» **DIRECTIVE**
From the entries below, copy every line that holds the word "name".

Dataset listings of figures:
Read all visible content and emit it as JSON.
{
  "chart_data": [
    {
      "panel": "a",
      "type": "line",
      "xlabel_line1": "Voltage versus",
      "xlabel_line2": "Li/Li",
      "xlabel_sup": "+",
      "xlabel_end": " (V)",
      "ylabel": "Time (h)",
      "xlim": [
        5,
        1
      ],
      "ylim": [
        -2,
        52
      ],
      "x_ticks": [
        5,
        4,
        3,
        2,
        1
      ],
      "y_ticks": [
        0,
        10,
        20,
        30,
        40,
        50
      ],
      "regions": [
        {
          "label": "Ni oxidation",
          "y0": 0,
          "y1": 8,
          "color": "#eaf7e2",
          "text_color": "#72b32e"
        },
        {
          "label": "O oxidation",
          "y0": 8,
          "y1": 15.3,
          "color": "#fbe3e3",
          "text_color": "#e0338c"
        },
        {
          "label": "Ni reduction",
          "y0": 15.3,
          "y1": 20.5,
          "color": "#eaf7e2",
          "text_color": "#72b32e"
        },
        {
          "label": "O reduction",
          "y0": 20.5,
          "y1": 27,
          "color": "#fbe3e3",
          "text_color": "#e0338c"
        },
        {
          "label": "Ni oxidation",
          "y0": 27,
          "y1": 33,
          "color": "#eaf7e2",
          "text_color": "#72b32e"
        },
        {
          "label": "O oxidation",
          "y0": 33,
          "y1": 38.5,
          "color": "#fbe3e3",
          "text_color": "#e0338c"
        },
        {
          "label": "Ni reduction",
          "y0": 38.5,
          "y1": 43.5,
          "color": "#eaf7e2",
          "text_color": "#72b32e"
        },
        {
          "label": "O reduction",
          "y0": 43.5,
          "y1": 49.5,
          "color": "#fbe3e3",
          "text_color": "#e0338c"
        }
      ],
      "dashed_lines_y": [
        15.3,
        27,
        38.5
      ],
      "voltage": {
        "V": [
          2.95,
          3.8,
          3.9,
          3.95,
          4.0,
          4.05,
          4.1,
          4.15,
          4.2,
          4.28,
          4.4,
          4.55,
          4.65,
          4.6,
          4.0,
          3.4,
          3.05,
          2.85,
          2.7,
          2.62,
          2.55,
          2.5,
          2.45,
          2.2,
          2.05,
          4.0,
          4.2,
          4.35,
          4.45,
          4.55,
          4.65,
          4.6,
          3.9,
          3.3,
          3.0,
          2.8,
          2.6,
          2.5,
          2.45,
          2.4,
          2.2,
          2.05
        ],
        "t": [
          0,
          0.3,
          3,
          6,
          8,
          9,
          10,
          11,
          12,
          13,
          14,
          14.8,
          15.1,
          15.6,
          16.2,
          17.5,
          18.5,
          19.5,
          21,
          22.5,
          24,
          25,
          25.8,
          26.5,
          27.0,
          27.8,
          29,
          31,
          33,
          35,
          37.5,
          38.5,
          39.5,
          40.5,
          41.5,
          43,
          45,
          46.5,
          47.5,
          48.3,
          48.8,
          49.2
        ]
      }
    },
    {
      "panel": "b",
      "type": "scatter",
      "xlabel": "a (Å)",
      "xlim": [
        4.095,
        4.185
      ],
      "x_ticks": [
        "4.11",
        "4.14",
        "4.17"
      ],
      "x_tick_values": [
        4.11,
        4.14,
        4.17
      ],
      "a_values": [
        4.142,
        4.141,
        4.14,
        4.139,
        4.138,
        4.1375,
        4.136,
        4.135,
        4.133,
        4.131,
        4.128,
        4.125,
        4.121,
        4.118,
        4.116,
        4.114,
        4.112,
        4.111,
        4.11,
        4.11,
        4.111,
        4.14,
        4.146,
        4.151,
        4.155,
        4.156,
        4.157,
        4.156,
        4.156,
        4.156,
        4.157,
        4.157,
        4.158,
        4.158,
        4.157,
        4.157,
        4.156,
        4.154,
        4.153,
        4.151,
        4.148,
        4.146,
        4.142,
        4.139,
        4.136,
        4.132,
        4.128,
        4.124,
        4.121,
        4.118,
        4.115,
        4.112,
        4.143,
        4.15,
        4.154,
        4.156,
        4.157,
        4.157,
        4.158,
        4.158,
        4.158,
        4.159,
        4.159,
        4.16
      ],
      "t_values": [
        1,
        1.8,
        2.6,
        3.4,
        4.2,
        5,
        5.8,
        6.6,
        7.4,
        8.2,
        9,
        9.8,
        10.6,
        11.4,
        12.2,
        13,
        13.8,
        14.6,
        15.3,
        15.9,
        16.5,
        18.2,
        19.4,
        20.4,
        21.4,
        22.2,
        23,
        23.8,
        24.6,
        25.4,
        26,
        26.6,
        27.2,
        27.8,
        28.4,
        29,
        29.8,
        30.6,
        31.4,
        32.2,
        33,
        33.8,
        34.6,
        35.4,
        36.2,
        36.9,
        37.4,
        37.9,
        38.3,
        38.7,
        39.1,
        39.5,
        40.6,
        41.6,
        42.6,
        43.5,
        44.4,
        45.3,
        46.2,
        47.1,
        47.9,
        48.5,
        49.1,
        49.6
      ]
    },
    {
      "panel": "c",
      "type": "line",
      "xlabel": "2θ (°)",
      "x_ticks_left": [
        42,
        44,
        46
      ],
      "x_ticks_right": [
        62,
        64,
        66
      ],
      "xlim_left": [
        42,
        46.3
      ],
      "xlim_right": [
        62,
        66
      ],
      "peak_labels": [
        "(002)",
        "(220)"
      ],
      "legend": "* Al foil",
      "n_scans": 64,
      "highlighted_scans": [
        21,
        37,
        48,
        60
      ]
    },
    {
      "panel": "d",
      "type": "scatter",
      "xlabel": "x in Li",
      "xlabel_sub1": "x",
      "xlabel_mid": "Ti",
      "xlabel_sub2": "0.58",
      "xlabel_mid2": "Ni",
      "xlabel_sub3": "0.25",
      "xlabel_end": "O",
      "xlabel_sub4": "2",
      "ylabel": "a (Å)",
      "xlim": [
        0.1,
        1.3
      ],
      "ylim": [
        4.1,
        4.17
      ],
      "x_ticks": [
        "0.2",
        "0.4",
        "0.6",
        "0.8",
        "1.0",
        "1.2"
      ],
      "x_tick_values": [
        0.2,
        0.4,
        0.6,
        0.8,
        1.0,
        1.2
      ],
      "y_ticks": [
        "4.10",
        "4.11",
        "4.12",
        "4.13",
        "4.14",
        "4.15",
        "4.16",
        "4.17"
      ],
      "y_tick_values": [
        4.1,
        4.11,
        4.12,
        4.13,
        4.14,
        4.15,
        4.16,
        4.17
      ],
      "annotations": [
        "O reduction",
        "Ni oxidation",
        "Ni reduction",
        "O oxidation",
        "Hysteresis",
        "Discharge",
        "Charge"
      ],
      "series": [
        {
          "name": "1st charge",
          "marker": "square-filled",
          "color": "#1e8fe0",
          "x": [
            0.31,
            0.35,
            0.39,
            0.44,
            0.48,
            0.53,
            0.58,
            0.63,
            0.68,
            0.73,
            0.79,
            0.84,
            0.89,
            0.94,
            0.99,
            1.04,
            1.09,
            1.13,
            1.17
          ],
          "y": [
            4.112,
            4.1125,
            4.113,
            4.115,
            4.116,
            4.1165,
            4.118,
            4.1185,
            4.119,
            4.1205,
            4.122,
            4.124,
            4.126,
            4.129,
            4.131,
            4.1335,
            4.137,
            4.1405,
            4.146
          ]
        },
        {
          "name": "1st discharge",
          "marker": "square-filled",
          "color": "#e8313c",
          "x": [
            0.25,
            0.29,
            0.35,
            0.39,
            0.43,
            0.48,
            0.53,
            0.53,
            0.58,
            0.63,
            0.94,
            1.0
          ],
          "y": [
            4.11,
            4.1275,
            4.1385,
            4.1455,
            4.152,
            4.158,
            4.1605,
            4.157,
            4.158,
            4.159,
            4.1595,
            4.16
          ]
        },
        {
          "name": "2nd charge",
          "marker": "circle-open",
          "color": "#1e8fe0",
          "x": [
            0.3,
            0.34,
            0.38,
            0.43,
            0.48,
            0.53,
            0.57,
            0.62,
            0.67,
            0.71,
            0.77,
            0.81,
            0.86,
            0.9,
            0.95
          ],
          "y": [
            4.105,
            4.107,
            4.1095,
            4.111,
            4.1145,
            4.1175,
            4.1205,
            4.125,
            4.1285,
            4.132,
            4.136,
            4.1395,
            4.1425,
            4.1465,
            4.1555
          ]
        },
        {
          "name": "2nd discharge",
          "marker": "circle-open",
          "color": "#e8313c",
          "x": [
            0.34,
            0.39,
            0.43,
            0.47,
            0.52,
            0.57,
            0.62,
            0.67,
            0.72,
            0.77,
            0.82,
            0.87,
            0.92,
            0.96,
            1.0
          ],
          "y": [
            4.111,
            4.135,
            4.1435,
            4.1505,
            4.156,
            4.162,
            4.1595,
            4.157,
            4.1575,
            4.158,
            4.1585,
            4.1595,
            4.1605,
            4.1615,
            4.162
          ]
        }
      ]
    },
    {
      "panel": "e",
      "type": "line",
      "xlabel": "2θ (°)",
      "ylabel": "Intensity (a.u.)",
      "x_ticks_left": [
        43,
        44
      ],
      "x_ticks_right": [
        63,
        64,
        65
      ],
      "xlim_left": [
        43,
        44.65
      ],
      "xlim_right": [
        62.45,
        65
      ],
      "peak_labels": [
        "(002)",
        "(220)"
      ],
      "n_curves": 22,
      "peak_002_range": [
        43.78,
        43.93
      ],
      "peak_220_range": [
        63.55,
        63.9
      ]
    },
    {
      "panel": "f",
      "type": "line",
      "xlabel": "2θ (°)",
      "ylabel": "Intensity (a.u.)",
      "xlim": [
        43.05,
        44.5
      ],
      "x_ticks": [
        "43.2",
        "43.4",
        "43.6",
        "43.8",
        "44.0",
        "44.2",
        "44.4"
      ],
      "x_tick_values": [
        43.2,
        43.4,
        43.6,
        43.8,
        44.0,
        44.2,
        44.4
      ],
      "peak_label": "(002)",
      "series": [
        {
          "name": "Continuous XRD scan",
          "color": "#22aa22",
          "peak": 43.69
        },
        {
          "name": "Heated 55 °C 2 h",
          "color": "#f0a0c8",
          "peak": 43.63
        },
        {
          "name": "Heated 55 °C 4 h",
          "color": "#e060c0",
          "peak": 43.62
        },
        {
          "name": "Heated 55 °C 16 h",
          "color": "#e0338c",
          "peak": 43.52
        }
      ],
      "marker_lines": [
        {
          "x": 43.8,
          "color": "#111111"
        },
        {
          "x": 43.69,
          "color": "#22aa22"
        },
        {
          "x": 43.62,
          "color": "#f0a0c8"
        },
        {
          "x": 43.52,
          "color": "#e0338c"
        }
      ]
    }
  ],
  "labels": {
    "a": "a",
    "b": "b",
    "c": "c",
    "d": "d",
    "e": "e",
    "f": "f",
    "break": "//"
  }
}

» **TASK RESPONSE**
          "name": "1st charge",
          "name": "1st discharge",
          "name": "2nd charge",
          "name": "2nd discharge",
          "name": "Continuous XRD scan",
          "name": "Heated 55 °C 2 h",
          "name": "Heated 55 °C 4 h",
          "name": "Heated 55 °C 16 h",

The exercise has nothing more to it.